### Short problem
Output the material word for word. Leave each picture out.

### Material shown

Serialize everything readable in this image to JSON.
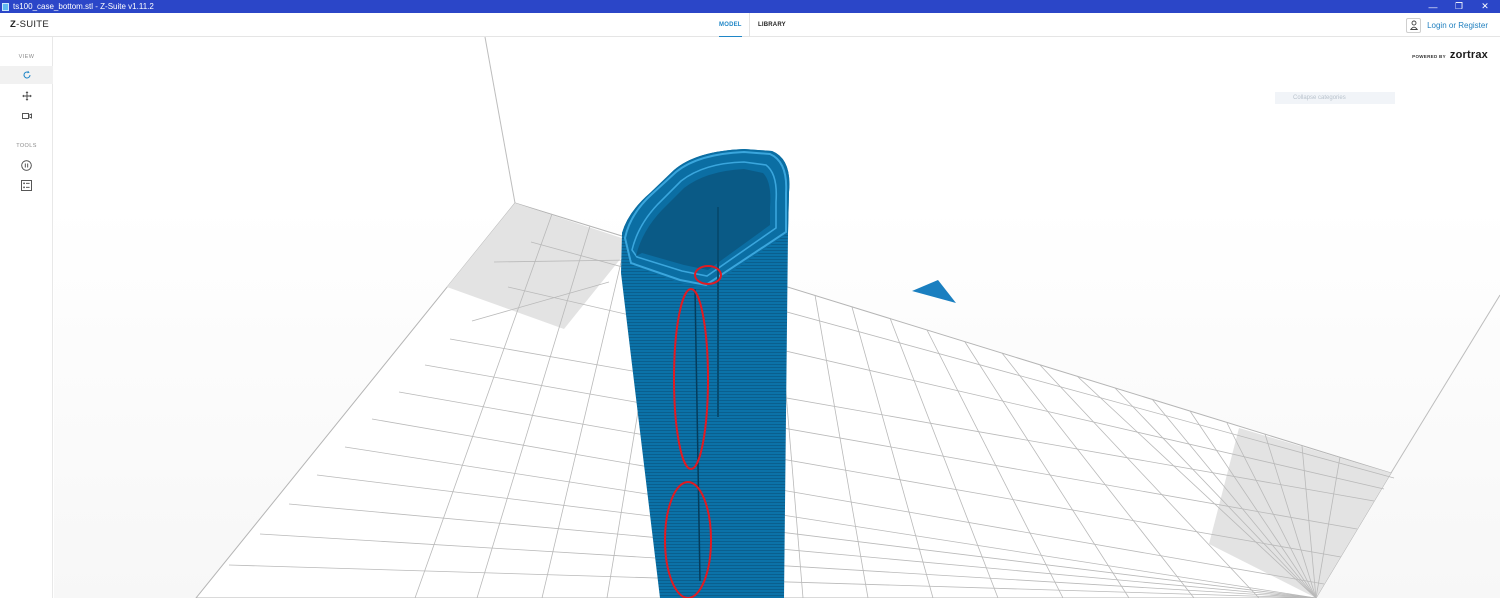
{
  "window": {
    "title": "ts100_case_bottom.stl - Z-Suite v1.11.2",
    "controls": {
      "minimize": "—",
      "restore": "❐",
      "close": "✕"
    }
  },
  "app": {
    "logo_prefix": "Z",
    "logo_suffix": "-SUITE",
    "tabs": [
      {
        "label": "MODEL",
        "active": true
      },
      {
        "label": "LIBRARY",
        "active": false
      }
    ],
    "login_label": "Login or Register"
  },
  "sidebar": {
    "view_heading": "VIEW",
    "tools_heading": "TOOLS",
    "view_items": [
      "rotate-icon",
      "move-icon",
      "camera-icon"
    ],
    "tool_items": [
      "pause-icon",
      "settings-grid-icon"
    ]
  },
  "viewport": {
    "powered_by": "POWERED BY",
    "brand": "zortrax",
    "category_text": "Collapse categories",
    "model_color": "#0a6fa3",
    "model_highlight": "#3aa6dd",
    "annotation_color": "#e01b22",
    "accent": "#1f86c7"
  }
}
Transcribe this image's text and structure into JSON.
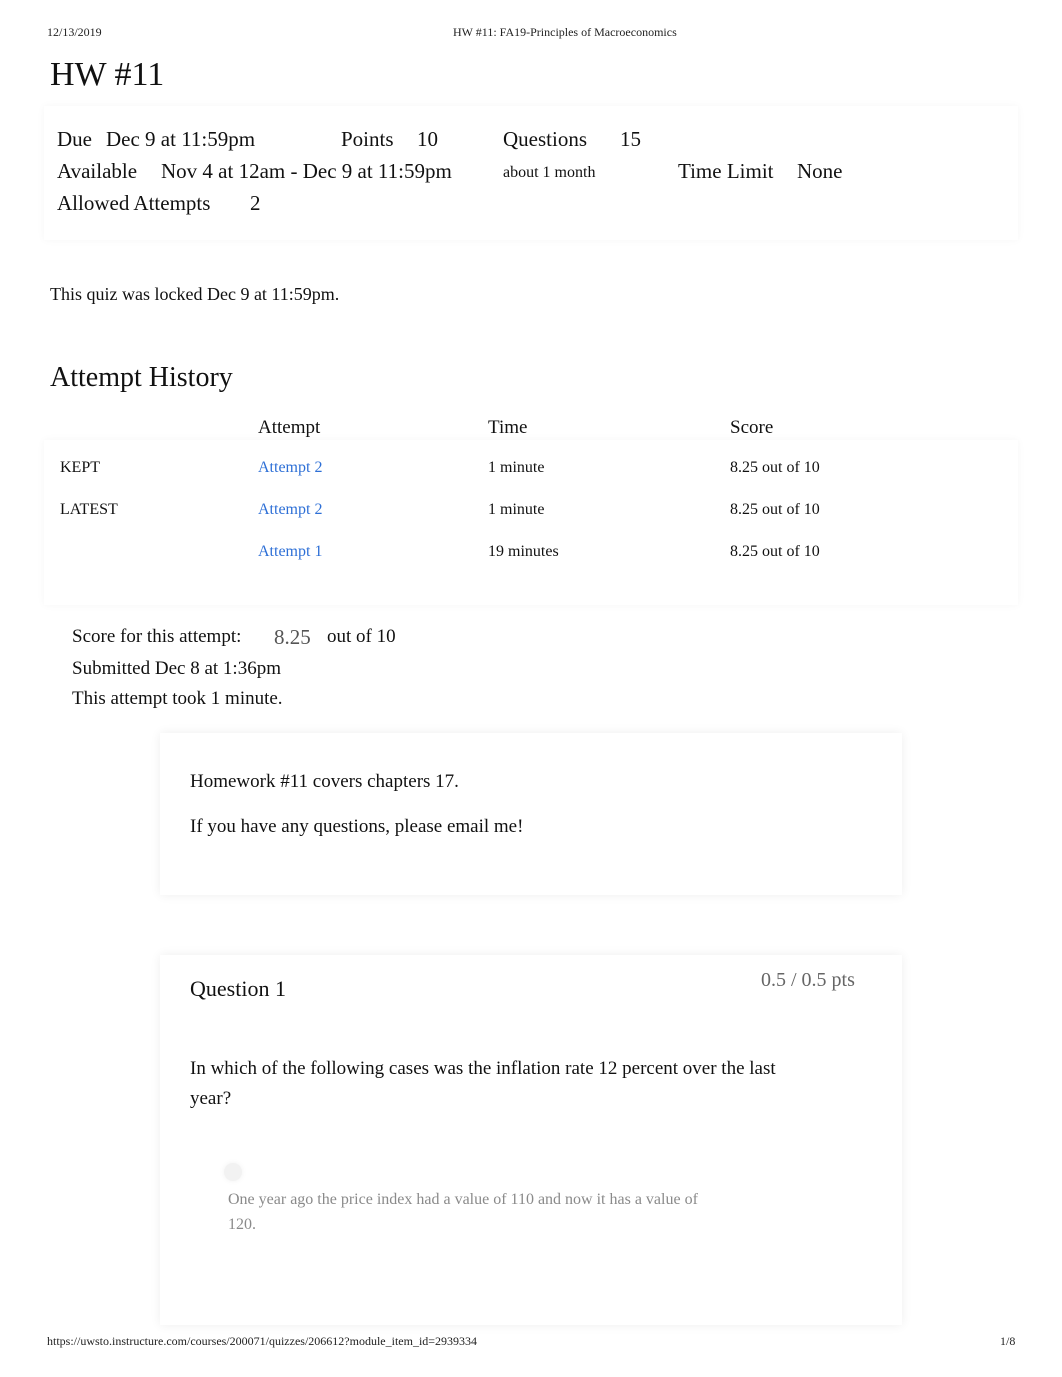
{
  "print_header": {
    "date": "12/13/2019",
    "title": "HW #11: FA19-Principles of Macroeconomics"
  },
  "page_title": "HW #11",
  "quiz_meta": {
    "due_label": "Due",
    "due_value": "Dec 9 at 11:59pm",
    "points_label": "Points",
    "points_value": "10",
    "questions_label": "Questions",
    "questions_value": "15",
    "available_label": "Available",
    "available_value": "Nov 4 at 12am - Dec 9 at 11:59pm",
    "available_duration": "about 1 month",
    "time_limit_label": "Time Limit",
    "time_limit_value": "None",
    "allowed_attempts_label": "Allowed Attempts",
    "allowed_attempts_value": "2"
  },
  "locked_notice": "This quiz was locked Dec 9 at 11:59pm.",
  "attempt_history": {
    "heading": "Attempt History",
    "columns": [
      "",
      "Attempt",
      "Time",
      "Score"
    ],
    "rows": [
      {
        "tag": "KEPT",
        "attempt": "Attempt 2",
        "time": "1 minute",
        "score": "8.25 out of 10"
      },
      {
        "tag": "LATEST",
        "attempt": "Attempt 2",
        "time": "1 minute",
        "score": "8.25 out of 10"
      },
      {
        "tag": "",
        "attempt": "Attempt 1",
        "time": "19 minutes",
        "score": "8.25 out of 10"
      }
    ]
  },
  "attempt_summary": {
    "score_label": "Score for this attempt:",
    "score_value": "8.25",
    "score_total": "out of 10",
    "submitted": "Submitted Dec 8 at 1:36pm",
    "duration": "This attempt took 1 minute."
  },
  "instructions": {
    "line1": "Homework #11 covers chapters 17.",
    "line2": "If you have any questions, please email me!"
  },
  "question1": {
    "title": "Question 1",
    "points": "0.5 / 0.5 pts",
    "prompt_line1": "In which of the following cases was the inflation rate 12 percent over the last",
    "prompt_line2": "year?",
    "answer_line1": "One year ago the price index had a value of 110 and now it has a value of",
    "answer_line2": "120."
  },
  "print_footer": {
    "url": "https://uwsto.instructure.com/courses/200071/quizzes/206612?module_item_id=2939334",
    "page": "1/8"
  }
}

### Finished task
Serialize everything readable in this image to JSON.
{
  "window": {
    "title": "ts100_case_bottom.stl - Z-Suite v1.11.2",
    "controls": {
      "minimize": "—",
      "restore": "❐",
      "close": "✕"
    }
  },
  "app": {
    "logo_prefix": "Z",
    "logo_suffix": "-SUITE",
    "tabs": [
      {
        "label": "MODEL",
        "active": true
      },
      {
        "label": "LIBRARY",
        "active": false
      }
    ],
    "login_label": "Login or Register"
  },
  "sidebar": {
    "view_heading": "VIEW",
    "tools_heading": "TOOLS",
    "view_items": [
      "rotate-icon",
      "move-icon",
      "camera-icon"
    ],
    "tool_items": [
      "pause-icon",
      "settings-grid-icon"
    ]
  },
  "viewport": {
    "powered_by": "POWERED BY",
    "brand": "zortrax",
    "category_text": "Collapse categories",
    "model_color": "#0a6fa3",
    "model_highlight": "#3aa6dd",
    "annotation_color": "#e01b22",
    "accent": "#1f86c7"
  }
}
Transcribe this image's text and structure into JSON.
{
  "print_header": {
    "date": "12/13/2019",
    "title": "HW #11: FA19-Principles of Macroeconomics"
  },
  "page_title": "HW #11",
  "quiz_meta": {
    "due_label": "Due",
    "due_value": "Dec 9 at 11:59pm",
    "points_label": "Points",
    "points_value": "10",
    "questions_label": "Questions",
    "questions_value": "15",
    "available_label": "Available",
    "available_value": "Nov 4 at 12am - Dec 9 at 11:59pm",
    "available_duration": "about 1 month",
    "time_limit_label": "Time Limit",
    "time_limit_value": "None",
    "allowed_attempts_label": "Allowed Attempts",
    "allowed_attempts_value": "2"
  },
  "locked_notice": "This quiz was locked Dec 9 at 11:59pm.",
  "attempt_history": {
    "heading": "Attempt History",
    "columns": [
      "",
      "Attempt",
      "Time",
      "Score"
    ],
    "rows": [
      {
        "tag": "KEPT",
        "attempt": "Attempt 2",
        "time": "1 minute",
        "score": "8.25 out of 10"
      },
      {
        "tag": "LATEST",
        "attempt": "Attempt 2",
        "time": "1 minute",
        "score": "8.25 out of 10"
      },
      {
        "tag": "",
        "attempt": "Attempt 1",
        "time": "19 minutes",
        "score": "8.25 out of 10"
      }
    ]
  },
  "attempt_summary": {
    "score_label": "Score for this attempt:",
    "score_value": "8.25",
    "score_total": "out of 10",
    "submitted": "Submitted Dec 8 at 1:36pm",
    "duration": "This attempt took 1 minute."
  },
  "instructions": {
    "line1": "Homework #11 covers chapters 17.",
    "line2": "If you have any questions, please email me!"
  },
  "question1": {
    "title": "Question 1",
    "points": "0.5 / 0.5 pts",
    "prompt_line1": "In which of the following cases was the inflation rate 12 percent over the last",
    "prompt_line2": "year?",
    "answer_line1": "One year ago the price index had a value of 110 and now it has a value of",
    "answer_line2": "120."
  },
  "print_footer": {
    "url": "https://uwsto.instructure.com/courses/200071/quizzes/206612?module_item_id=2939334",
    "page": "1/8"
  }
}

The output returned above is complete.